Written instruction
Only a number is expected: how many lines in the data below contain the word "ylabel".

>> Begin Material shown

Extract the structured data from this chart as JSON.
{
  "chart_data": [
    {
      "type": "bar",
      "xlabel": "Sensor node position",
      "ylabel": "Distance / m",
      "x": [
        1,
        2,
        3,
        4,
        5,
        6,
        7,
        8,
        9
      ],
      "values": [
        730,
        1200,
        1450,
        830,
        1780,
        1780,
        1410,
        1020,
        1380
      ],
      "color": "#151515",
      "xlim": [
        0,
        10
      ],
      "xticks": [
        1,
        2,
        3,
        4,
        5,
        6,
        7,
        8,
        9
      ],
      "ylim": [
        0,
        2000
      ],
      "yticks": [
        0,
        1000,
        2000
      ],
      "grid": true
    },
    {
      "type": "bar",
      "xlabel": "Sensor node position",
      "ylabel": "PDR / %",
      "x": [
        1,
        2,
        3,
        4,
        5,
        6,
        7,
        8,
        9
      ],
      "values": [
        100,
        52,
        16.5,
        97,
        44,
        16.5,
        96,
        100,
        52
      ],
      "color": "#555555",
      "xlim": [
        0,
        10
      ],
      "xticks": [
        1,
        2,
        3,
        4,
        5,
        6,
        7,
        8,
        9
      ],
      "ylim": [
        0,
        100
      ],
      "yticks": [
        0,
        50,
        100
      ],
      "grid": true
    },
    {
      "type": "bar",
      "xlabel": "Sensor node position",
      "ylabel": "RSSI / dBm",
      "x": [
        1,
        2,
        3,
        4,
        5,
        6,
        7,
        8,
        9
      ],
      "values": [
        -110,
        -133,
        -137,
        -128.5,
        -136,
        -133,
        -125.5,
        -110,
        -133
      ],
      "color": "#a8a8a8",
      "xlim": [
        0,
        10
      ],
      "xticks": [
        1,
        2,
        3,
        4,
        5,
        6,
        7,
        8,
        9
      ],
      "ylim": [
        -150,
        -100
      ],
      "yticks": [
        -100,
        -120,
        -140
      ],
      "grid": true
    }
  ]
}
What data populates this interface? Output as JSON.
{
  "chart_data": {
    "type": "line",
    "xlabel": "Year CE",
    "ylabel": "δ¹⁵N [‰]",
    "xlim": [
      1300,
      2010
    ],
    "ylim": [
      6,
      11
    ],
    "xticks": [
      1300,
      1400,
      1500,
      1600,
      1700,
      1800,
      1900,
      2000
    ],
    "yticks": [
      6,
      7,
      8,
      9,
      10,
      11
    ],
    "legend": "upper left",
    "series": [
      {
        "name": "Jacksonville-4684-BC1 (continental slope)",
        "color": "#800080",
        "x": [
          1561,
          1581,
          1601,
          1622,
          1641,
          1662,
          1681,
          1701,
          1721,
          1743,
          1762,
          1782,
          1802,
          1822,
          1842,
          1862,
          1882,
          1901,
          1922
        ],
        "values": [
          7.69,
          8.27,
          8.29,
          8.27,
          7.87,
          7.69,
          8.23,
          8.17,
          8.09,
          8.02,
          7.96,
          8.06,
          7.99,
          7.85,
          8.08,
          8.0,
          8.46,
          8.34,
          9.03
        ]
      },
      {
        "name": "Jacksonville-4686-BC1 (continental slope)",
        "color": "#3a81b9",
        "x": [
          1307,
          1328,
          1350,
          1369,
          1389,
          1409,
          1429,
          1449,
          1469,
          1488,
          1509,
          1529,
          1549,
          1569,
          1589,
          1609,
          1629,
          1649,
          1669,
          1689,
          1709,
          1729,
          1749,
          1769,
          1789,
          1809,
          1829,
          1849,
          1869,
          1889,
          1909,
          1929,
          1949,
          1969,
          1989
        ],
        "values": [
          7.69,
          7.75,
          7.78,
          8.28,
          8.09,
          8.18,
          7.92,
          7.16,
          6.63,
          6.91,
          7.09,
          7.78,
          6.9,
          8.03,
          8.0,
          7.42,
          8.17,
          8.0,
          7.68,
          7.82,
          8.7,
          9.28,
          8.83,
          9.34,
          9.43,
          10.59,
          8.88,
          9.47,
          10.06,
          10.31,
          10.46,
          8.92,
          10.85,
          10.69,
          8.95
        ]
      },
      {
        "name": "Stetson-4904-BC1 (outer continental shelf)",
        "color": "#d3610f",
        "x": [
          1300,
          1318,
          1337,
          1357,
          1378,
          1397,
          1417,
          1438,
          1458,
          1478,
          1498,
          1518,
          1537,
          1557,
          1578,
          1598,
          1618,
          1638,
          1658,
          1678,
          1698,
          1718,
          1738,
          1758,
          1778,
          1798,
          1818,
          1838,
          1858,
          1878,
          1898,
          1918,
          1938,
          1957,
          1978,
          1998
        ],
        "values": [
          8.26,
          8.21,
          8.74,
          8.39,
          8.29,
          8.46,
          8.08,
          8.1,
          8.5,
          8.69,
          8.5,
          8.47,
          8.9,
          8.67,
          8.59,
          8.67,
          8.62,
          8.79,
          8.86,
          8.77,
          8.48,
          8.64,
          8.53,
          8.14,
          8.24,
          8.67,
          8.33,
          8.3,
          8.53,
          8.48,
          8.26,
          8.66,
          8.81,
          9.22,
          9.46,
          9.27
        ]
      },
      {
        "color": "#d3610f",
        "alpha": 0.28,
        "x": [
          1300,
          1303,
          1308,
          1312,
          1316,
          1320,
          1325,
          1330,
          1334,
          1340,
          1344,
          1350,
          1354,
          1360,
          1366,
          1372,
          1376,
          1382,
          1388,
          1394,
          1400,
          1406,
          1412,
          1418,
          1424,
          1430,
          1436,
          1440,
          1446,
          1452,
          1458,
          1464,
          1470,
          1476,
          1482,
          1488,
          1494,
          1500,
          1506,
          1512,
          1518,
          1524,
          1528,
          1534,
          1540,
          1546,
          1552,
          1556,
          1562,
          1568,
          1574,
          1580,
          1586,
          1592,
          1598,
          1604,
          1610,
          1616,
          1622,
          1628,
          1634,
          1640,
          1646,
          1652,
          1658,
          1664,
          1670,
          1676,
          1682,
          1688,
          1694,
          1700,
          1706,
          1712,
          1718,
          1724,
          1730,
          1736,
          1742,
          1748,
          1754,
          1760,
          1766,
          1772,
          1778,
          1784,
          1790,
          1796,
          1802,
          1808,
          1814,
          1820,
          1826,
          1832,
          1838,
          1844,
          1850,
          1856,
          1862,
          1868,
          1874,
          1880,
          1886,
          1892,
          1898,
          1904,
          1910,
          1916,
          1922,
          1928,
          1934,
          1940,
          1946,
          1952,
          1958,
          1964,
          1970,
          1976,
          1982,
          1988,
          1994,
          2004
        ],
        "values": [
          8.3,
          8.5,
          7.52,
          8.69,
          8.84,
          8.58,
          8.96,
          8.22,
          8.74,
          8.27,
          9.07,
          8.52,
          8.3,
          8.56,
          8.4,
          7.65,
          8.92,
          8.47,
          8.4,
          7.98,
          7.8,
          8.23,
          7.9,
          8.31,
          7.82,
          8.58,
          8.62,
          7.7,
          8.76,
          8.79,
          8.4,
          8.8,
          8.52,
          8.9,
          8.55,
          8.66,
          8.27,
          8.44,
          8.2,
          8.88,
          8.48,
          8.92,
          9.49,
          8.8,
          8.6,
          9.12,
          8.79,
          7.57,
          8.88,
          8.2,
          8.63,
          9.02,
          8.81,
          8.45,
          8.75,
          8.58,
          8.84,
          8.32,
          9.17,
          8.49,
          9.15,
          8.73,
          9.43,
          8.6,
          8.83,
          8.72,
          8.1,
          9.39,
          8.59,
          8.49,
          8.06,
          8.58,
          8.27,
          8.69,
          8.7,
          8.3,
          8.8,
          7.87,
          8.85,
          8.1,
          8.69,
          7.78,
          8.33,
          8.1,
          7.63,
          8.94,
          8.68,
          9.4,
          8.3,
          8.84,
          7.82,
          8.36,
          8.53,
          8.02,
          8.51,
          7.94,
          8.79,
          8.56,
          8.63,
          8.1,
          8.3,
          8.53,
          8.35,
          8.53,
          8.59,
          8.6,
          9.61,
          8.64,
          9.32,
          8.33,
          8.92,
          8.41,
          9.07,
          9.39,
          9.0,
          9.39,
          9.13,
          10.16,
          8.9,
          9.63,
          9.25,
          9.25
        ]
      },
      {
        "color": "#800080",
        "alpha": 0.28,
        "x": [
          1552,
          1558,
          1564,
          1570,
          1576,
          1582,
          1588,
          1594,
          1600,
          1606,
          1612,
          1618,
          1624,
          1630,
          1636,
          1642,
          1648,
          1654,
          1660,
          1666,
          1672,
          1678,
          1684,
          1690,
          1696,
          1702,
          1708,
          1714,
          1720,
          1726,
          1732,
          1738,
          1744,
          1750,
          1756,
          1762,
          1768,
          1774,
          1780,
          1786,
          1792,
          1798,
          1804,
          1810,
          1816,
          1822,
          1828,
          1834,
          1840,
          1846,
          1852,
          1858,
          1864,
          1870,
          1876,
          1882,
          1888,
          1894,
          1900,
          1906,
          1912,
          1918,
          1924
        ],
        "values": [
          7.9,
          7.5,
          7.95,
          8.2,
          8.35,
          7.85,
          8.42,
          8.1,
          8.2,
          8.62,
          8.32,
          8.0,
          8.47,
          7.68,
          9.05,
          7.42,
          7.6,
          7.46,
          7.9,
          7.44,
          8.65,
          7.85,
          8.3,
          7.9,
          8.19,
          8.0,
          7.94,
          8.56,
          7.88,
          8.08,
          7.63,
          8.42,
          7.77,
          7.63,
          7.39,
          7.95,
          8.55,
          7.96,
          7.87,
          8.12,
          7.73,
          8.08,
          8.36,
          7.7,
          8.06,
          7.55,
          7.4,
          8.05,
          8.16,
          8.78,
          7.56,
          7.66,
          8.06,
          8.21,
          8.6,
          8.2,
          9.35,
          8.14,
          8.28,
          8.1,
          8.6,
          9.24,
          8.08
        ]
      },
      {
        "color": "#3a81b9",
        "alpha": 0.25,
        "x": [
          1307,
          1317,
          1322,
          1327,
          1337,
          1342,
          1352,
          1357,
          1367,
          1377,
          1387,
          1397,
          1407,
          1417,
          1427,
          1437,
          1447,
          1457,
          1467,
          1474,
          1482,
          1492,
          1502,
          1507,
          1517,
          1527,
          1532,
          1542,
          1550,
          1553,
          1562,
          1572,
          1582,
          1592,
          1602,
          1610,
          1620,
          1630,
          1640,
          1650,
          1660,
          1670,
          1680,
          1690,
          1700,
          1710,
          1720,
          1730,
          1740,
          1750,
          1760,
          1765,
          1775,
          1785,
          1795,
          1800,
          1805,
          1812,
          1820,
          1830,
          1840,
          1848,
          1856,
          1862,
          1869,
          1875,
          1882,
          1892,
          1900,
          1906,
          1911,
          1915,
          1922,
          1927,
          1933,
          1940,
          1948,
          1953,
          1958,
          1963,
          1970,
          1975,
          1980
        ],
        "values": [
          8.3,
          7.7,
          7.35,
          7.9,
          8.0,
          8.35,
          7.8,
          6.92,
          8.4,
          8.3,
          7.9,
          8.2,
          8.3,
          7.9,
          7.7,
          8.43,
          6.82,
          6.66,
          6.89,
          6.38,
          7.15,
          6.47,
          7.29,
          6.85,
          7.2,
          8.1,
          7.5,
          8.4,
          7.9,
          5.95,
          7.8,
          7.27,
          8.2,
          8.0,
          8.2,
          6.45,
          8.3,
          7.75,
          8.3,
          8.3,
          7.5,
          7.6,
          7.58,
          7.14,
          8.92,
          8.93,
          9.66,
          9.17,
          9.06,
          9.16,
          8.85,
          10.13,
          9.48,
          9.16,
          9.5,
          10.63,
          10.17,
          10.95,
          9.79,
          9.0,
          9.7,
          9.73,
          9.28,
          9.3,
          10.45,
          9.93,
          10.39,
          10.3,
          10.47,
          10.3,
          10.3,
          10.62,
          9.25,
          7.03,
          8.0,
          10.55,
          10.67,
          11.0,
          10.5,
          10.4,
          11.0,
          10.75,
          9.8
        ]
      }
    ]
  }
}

>> End Material shown

Task solution
4